Exercise prompt:
Pull out every line of the listing below where "suppliers" appears.

Supplied material:
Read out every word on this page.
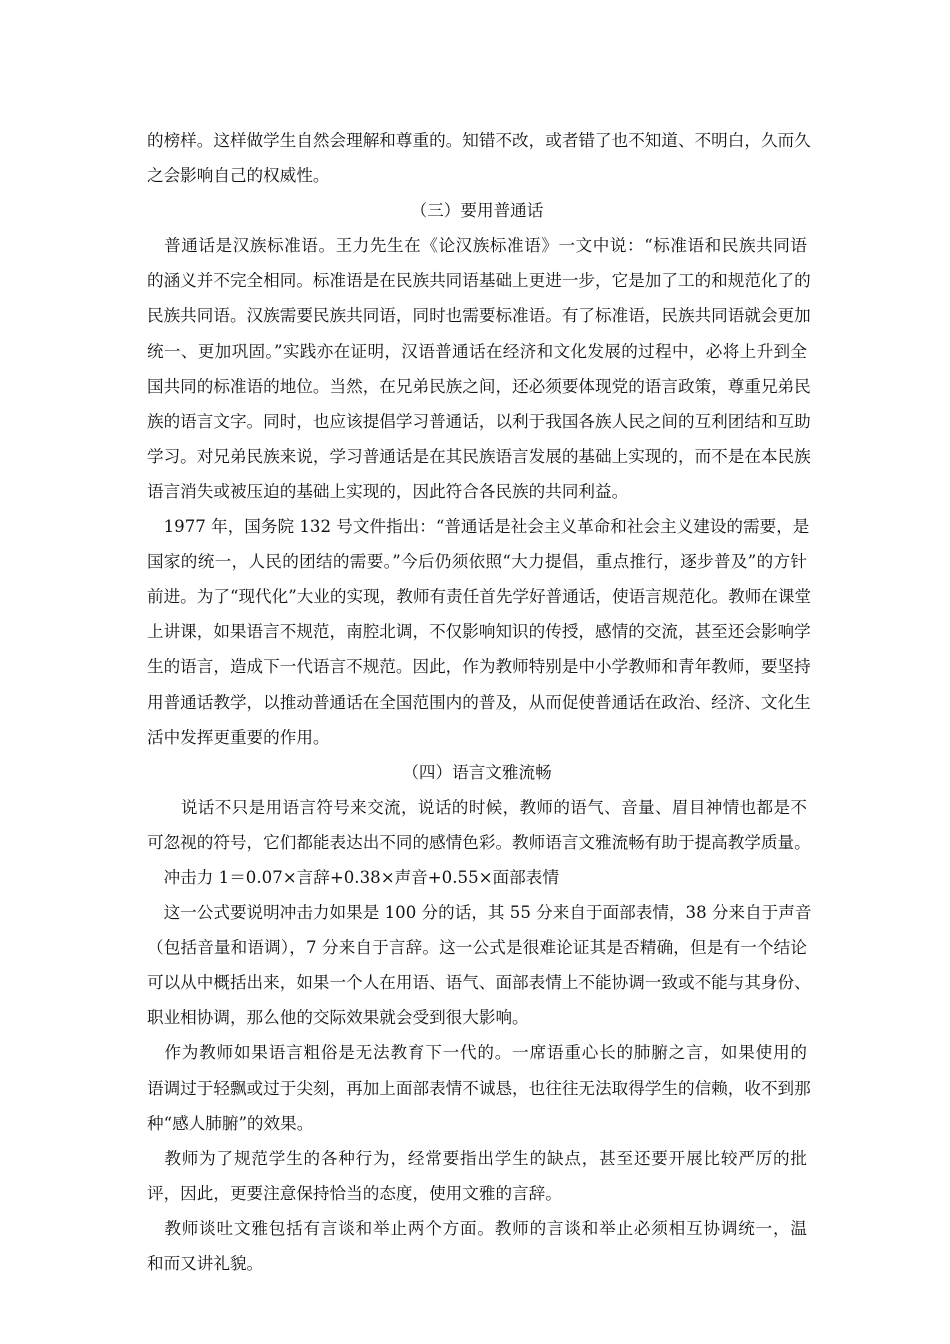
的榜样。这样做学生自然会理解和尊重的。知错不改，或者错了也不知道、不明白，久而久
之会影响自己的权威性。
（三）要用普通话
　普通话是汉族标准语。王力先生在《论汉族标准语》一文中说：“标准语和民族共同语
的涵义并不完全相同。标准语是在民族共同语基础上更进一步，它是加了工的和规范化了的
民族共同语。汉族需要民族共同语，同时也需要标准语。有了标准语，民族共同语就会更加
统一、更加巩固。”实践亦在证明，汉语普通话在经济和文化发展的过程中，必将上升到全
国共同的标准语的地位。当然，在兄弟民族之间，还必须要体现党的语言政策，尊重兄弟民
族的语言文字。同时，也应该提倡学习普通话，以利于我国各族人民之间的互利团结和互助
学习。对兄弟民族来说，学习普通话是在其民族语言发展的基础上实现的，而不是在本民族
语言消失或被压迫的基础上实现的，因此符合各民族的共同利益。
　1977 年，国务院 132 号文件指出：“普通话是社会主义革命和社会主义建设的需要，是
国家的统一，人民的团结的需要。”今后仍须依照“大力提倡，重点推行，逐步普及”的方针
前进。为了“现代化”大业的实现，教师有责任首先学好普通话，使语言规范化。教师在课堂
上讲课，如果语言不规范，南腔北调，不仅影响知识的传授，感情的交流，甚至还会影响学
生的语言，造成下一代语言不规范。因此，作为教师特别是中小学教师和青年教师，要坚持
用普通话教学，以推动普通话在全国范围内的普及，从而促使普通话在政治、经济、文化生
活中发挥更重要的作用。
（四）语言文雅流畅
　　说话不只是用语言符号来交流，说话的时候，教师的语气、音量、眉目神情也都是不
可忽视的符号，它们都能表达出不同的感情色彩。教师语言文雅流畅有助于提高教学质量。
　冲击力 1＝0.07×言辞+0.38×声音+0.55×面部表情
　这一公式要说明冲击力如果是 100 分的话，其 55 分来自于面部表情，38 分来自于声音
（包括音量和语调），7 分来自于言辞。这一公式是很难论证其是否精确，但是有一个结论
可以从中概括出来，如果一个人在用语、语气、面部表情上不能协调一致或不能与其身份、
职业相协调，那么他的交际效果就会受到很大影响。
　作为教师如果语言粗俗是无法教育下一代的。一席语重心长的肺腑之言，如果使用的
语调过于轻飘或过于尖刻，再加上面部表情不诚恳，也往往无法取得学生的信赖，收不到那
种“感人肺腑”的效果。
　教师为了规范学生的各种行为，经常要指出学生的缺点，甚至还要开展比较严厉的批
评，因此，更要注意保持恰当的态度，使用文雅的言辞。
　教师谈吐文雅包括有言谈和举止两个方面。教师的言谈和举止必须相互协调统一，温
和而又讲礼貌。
==
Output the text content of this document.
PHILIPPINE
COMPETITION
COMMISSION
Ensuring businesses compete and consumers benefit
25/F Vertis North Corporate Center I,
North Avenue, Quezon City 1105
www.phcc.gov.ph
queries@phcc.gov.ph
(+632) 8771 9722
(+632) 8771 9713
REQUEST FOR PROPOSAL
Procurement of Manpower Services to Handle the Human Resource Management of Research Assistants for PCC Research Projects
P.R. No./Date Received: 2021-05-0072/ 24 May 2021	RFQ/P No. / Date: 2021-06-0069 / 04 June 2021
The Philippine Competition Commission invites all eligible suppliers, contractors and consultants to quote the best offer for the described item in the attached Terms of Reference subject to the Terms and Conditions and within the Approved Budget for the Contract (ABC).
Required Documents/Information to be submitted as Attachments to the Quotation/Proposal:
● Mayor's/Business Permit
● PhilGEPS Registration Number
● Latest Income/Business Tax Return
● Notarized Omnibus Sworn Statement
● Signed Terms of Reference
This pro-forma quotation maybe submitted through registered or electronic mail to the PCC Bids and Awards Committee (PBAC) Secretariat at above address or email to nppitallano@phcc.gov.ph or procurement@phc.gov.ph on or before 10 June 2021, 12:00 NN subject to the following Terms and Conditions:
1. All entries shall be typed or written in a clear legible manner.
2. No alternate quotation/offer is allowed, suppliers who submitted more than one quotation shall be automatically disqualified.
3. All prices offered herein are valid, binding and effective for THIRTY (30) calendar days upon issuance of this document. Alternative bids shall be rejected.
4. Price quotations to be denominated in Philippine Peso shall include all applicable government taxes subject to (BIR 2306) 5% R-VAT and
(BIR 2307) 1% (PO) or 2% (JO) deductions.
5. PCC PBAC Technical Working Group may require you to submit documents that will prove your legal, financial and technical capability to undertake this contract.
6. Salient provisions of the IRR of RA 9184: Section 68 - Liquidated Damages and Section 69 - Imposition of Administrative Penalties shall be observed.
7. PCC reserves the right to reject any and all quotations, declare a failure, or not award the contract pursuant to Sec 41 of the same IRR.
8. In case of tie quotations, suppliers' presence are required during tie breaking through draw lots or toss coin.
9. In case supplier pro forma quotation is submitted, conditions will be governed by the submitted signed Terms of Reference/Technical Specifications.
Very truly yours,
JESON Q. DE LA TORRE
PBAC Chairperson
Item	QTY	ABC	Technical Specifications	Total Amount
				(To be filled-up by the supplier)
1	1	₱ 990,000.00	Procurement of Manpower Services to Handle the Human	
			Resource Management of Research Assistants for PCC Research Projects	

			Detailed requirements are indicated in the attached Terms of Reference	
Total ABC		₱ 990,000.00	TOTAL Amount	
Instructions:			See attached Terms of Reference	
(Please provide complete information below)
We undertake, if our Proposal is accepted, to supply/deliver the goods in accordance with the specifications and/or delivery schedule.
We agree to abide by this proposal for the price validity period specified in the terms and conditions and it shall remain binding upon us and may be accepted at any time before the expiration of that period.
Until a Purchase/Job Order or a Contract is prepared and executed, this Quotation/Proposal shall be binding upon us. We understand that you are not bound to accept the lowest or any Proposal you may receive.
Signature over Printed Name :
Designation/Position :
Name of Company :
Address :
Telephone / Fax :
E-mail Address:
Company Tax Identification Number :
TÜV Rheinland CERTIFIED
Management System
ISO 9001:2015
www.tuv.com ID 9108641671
==
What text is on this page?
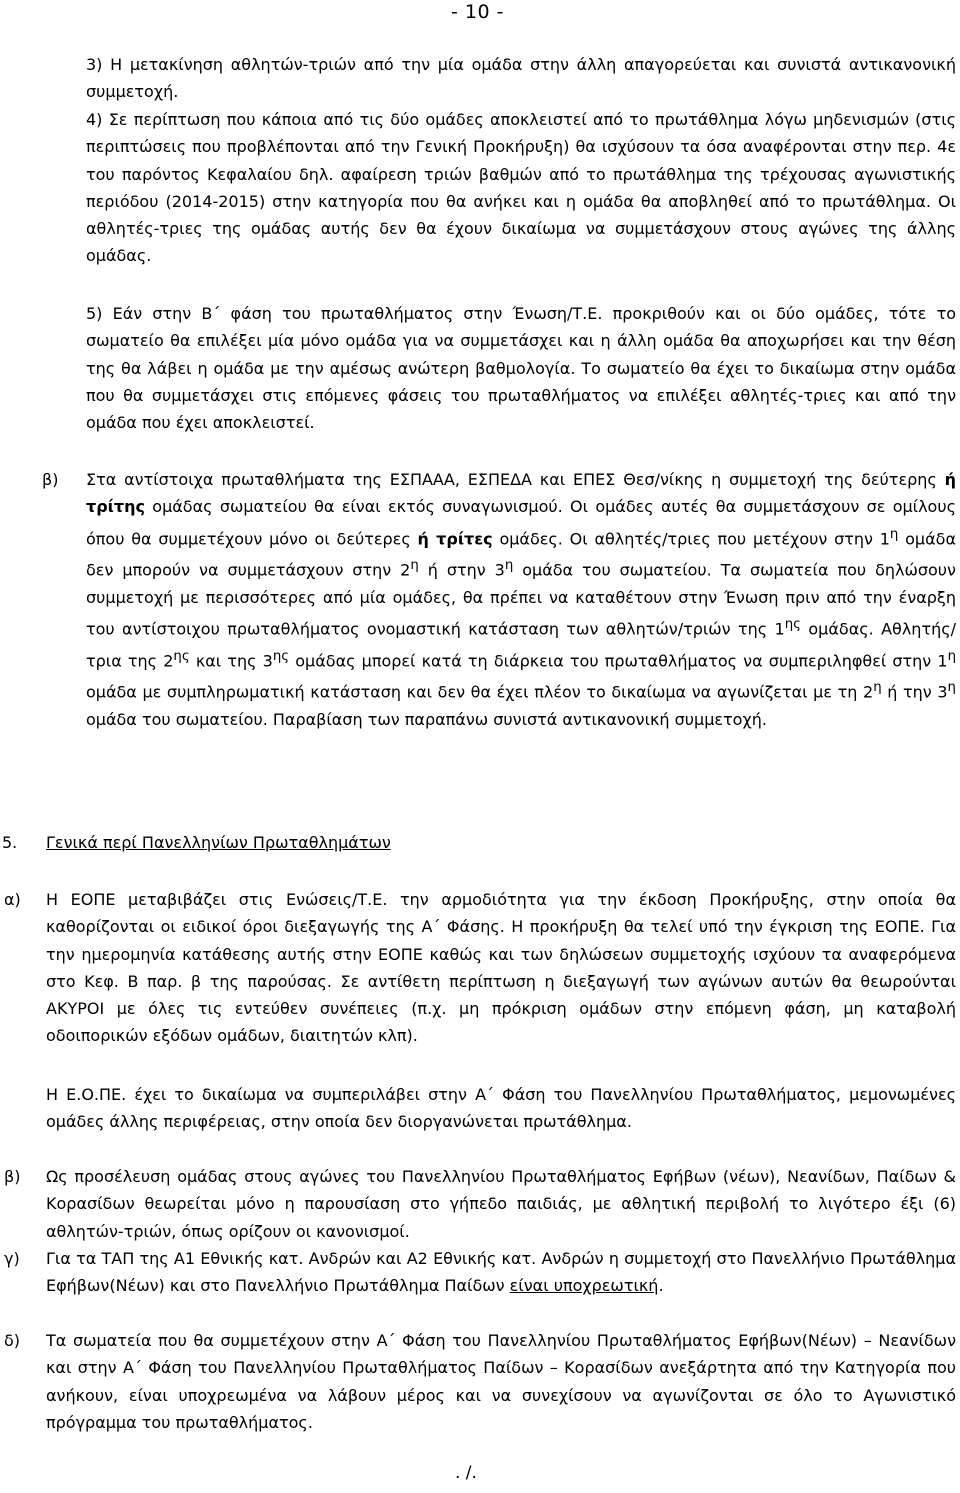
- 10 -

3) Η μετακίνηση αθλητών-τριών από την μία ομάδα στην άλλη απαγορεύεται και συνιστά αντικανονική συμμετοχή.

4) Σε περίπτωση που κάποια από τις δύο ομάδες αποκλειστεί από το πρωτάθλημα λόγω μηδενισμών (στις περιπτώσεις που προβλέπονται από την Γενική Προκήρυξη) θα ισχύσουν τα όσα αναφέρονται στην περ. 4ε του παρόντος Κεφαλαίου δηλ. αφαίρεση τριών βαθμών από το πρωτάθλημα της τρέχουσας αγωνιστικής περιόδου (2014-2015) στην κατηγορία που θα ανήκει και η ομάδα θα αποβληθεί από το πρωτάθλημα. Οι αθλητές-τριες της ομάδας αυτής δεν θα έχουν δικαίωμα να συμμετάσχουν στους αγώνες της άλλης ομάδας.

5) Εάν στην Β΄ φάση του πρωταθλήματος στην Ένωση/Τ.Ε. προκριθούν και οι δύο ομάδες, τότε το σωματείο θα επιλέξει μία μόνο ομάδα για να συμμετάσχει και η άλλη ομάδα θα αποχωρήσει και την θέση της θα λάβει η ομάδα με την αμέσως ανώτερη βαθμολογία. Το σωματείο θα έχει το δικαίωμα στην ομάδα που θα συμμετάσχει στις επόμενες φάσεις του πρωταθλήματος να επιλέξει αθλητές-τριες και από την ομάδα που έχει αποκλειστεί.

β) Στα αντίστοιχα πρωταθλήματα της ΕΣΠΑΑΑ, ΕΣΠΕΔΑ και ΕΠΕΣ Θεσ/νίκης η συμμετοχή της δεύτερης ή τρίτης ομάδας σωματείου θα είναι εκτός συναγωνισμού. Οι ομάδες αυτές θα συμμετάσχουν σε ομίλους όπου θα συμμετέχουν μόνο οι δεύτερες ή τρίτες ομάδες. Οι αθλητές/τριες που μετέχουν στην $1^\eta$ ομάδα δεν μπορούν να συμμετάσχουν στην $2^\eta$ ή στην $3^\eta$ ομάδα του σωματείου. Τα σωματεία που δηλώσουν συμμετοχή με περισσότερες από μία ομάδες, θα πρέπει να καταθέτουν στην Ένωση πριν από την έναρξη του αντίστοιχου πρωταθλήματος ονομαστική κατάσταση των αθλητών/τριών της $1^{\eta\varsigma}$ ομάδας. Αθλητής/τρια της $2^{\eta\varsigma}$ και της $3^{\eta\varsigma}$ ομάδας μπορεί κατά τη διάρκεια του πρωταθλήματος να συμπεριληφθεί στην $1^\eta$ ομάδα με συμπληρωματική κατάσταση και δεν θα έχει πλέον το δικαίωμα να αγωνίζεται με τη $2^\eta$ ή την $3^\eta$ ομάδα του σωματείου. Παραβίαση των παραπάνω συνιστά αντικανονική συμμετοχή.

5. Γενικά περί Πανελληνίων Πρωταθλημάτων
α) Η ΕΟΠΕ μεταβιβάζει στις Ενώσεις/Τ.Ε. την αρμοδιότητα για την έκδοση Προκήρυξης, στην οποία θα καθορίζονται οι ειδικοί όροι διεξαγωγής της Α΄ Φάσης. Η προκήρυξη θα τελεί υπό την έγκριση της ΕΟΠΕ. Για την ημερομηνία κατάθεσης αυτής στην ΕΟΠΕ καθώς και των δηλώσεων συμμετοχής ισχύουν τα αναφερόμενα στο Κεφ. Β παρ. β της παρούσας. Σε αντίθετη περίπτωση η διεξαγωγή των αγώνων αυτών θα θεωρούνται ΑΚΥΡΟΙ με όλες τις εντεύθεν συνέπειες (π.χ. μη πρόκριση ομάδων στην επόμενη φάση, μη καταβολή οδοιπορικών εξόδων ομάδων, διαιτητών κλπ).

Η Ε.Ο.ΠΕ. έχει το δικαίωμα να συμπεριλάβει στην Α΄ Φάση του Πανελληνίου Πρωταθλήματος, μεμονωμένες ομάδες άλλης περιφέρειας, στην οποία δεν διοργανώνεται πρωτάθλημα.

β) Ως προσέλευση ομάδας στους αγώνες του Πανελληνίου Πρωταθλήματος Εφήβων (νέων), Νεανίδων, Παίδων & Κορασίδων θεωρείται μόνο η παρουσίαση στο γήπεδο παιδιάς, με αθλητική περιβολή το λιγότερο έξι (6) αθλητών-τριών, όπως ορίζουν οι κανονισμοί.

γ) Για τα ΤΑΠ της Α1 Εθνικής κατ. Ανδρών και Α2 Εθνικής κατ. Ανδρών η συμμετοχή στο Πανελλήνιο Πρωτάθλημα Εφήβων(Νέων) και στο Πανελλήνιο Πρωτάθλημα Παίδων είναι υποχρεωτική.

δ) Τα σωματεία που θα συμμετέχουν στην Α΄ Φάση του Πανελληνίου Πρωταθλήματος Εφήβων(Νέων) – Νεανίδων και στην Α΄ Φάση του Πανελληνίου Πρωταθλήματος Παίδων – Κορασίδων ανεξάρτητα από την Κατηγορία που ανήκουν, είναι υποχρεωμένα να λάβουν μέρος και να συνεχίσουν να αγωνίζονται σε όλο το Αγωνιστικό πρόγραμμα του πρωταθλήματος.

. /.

Correct response:
The Philippine Competition Commission invites all eligible suppliers, contractors and consultants to quote the best offer for the described item in the attached Terms of Reference subject to the Terms and Conditions and within the Approved Budget for the Contract (ABC).
2. No alternate quotation/offer is allowed, suppliers who submitted more than one quotation shall be automatically disqualified.
8. In case of tie quotations, suppliers' presence are required during tie breaking through draw lots or toss coin.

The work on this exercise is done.